__GOAL__
Output the material below unchanged, apart from leaving out the pictures.

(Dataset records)
>>
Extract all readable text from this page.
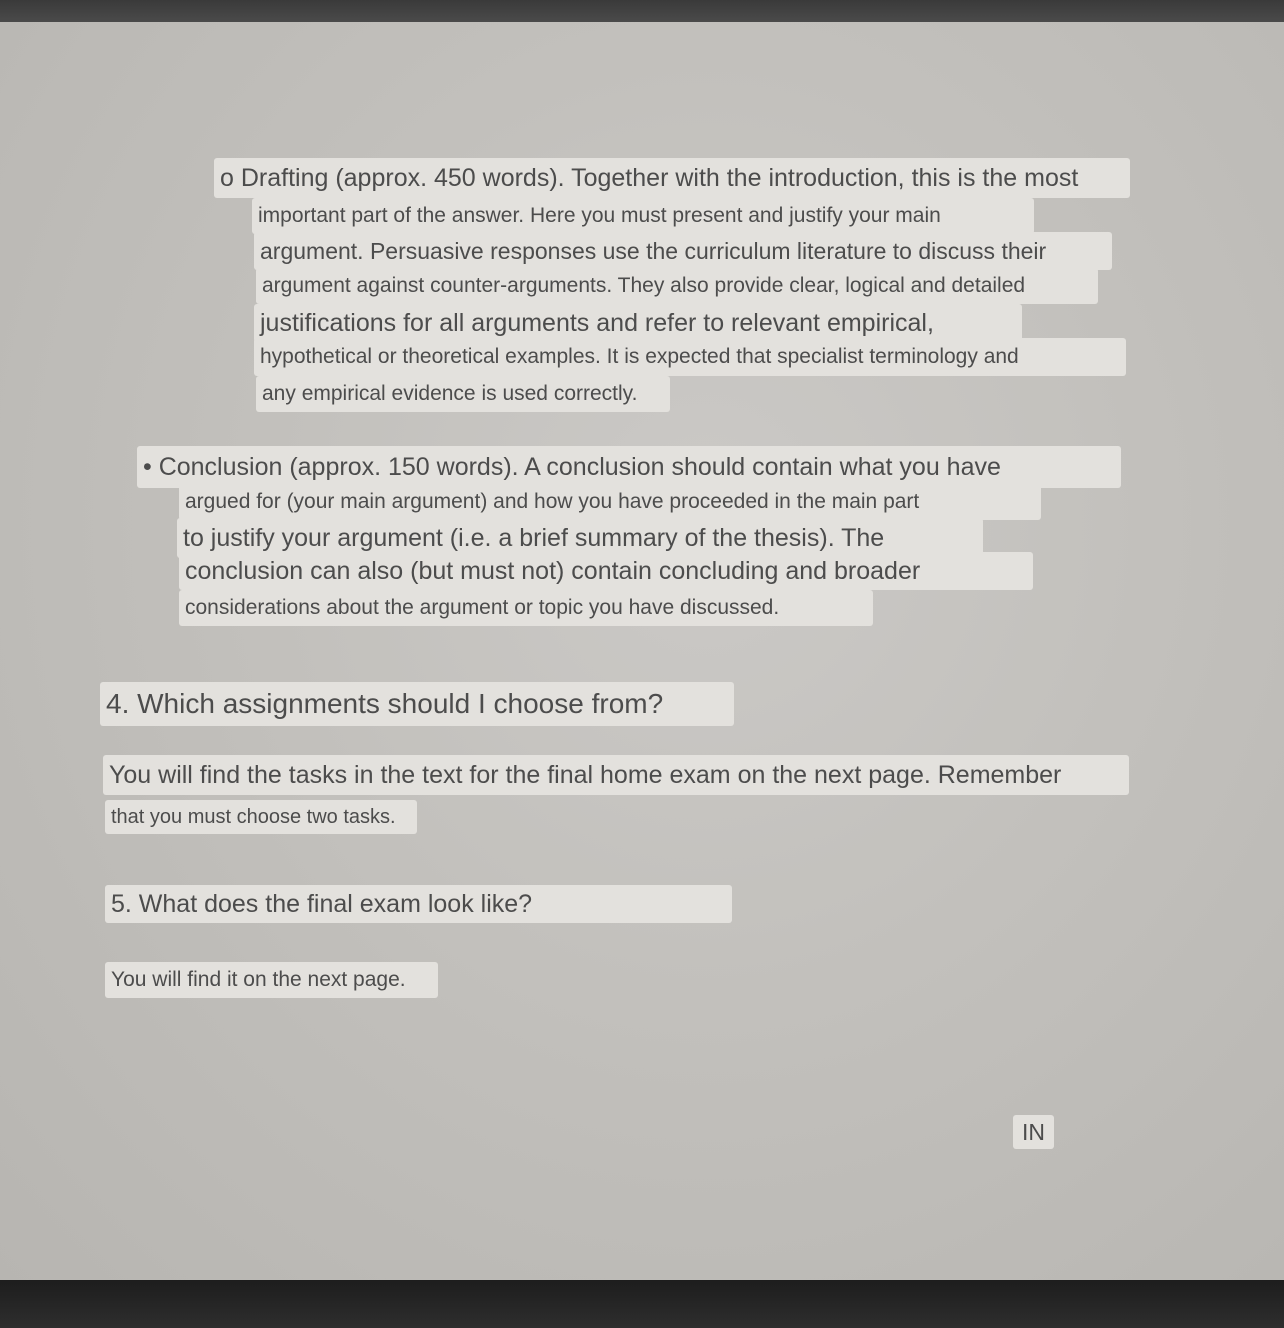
o Drafting (approx. 450 words). Together with the introduction, this is the most
important part of the answer. Here you must present and justify your main
argument. Persuasive responses use the curriculum literature to discuss their
argument against counter-arguments. They also provide clear, logical and detailed
justifications for all arguments and refer to relevant empirical,
hypothetical or theoretical examples. It is expected that specialist terminology and
any empirical evidence is used correctly.
• Conclusion (approx. 150 words). A conclusion should contain what you have
argued for (your main argument) and how you have proceeded in the main part
to justify your argument (i.e. a brief summary of the thesis). The
conclusion can also (but must not) contain concluding and broader
considerations about the argument or topic you have discussed.
4. Which assignments should I choose from?
You will find the tasks in the text for the final home exam on the next page. Remember
that you must choose two tasks.
5. What does the final exam look like?
You will find it on the next page.
IN
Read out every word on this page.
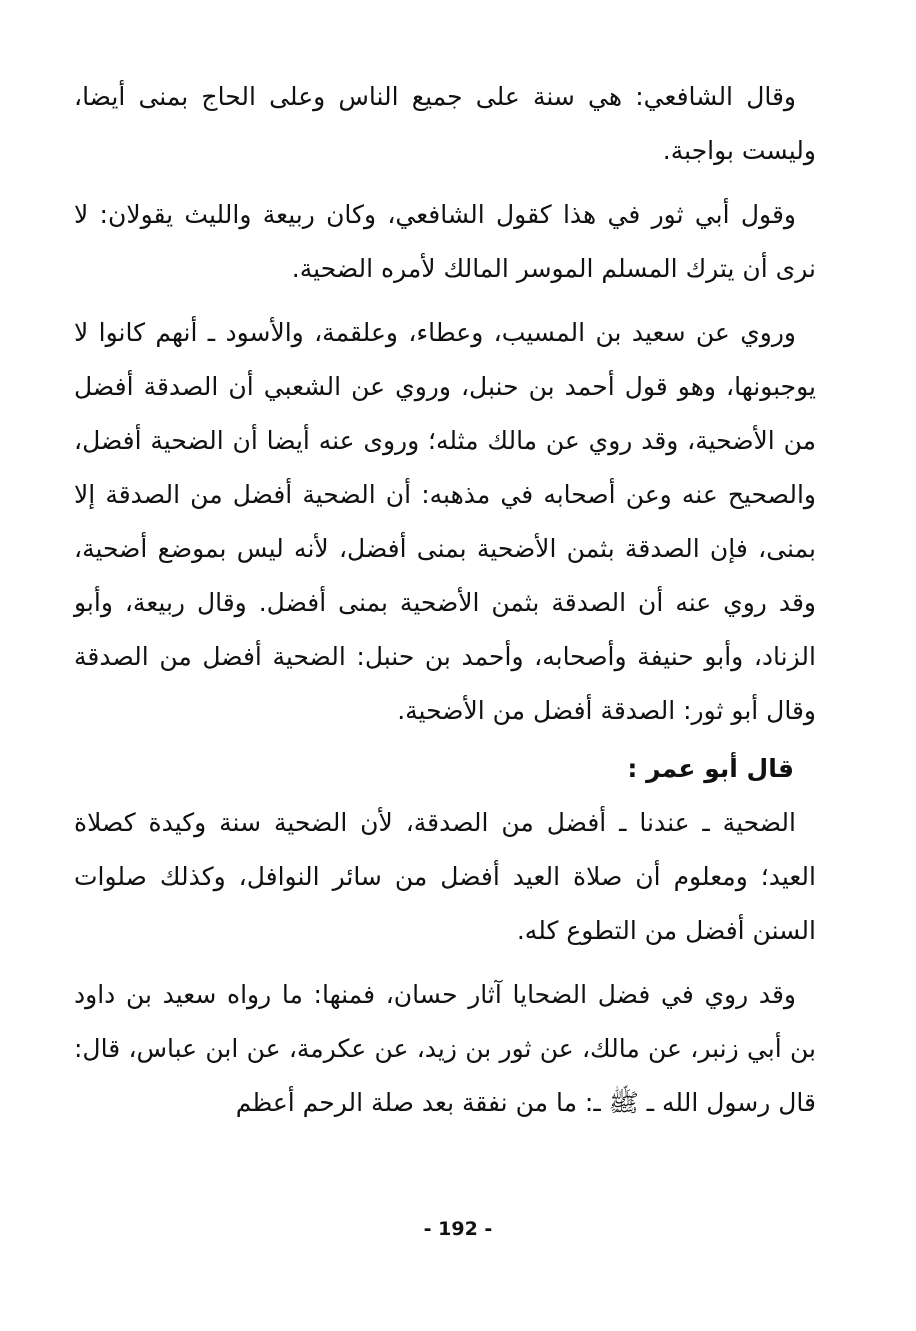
وقال الشافعي: هي سنة على جميع الناس وعلى الحاج بمنى أيضا، وليست بواجبة.

وقول أبي ثور في هذا كقول الشافعي، وكان ربيعة والليث يقولان: لا نرى أن يترك المسلم الموسر المالك لأمره الضحية.

وروي عن سعيد بن المسيب، وعطاء، وعلقمة، والأسود ـ أنهم كانوا لا يوجبونها، وهو قول أحمد بن حنبل، وروي عن الشعبي أن الصدقة أفضل من الأضحية، وقد روي عن مالك مثله؛ وروى عنه أيضا أن الضحية أفضل، والصحيح عنه وعن أصحابه في مذهبه: أن الضحية أفضل من الصدقة إلا بمنى، فإن الصدقة بثمن الأضحية بمنى أفضل، لأنه ليس بموضع أضحية، وقد روي عنه أن الصدقة بثمن الأضحية بمنى أفضل. وقال ربيعة، وأبو الزناد، وأبو حنيفة وأصحابه، وأحمد بن حنبل: الضحية أفضل من الصدقة وقال أبو ثور: الصدقة أفضل من الأضحية.

قال أبو عمر :

الضحية ـ عندنا ـ أفضل من الصدقة، لأن الضحية سنة وكيدة كصلاة العيد؛ ومعلوم أن صلاة العيد أفضل من سائر النوافل، وكذلك صلوات السنن أفضل من التطوع كله.

وقد روي في فضل الضحايا آثار حسان، فمنها: ما رواه سعيد بن داود بن أبي زنبر، عن مالك، عن ثور بن زيد، عن عكرمة، عن ابن عباس، قال: قال رسول الله ـ ﷺ ـ: ما من نفقة بعد صلة الرحم أعظم

- 192 -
<<
__SOLUTION TO THIS EXERCISE__
Extract all readable text from this page.
o Drafting (approx. 450 words). Together with the introduction, this is the most
important part of the answer. Here you must present and justify your main
argument. Persuasive responses use the curriculum literature to discuss their
argument against counter-arguments. They also provide clear, logical and detailed
justifications for all arguments and refer to relevant empirical,
hypothetical or theoretical examples. It is expected that specialist terminology and
any empirical evidence is used correctly.
• Conclusion (approx. 150 words). A conclusion should contain what you have
argued for (your main argument) and how you have proceeded in the main part
to justify your argument (i.e. a brief summary of the thesis). The
conclusion can also (but must not) contain concluding and broader
considerations about the argument or topic you have discussed.
4. Which assignments should I choose from?
You will find the tasks in the text for the final home exam on the next page. Remember
that you must choose two tasks.
5. What does the final exam look like?
You will find it on the next page.
IN
Read out every word on this page.
وقال الشافعي: هي سنة على جميع الناس وعلى الحاج بمنى أيضا، وليست بواجبة.

وقول أبي ثور في هذا كقول الشافعي، وكان ربيعة والليث يقولان: لا نرى أن يترك المسلم الموسر المالك لأمره الضحية.

وروي عن سعيد بن المسيب، وعطاء، وعلقمة، والأسود ـ أنهم كانوا لا يوجبونها، وهو قول أحمد بن حنبل، وروي عن الشعبي أن الصدقة أفضل من الأضحية، وقد روي عن مالك مثله؛ وروى عنه أيضا أن الضحية أفضل، والصحيح عنه وعن أصحابه في مذهبه: أن الضحية أفضل من الصدقة إلا بمنى، فإن الصدقة بثمن الأضحية بمنى أفضل، لأنه ليس بموضع أضحية، وقد روي عنه أن الصدقة بثمن الأضحية بمنى أفضل. وقال ربيعة، وأبو الزناد، وأبو حنيفة وأصحابه، وأحمد بن حنبل: الضحية أفضل من الصدقة وقال أبو ثور: الصدقة أفضل من الأضحية.

قال أبو عمر :

الضحية ـ عندنا ـ أفضل من الصدقة، لأن الضحية سنة وكيدة كصلاة العيد؛ ومعلوم أن صلاة العيد أفضل من سائر النوافل، وكذلك صلوات السنن أفضل من التطوع كله.

وقد روي في فضل الضحايا آثار حسان، فمنها: ما رواه سعيد بن داود بن أبي زنبر، عن مالك، عن ثور بن زيد، عن عكرمة، عن ابن عباس، قال: قال رسول الله ـ ﷺ ـ: ما من نفقة بعد صلة الرحم أعظم

- 192 -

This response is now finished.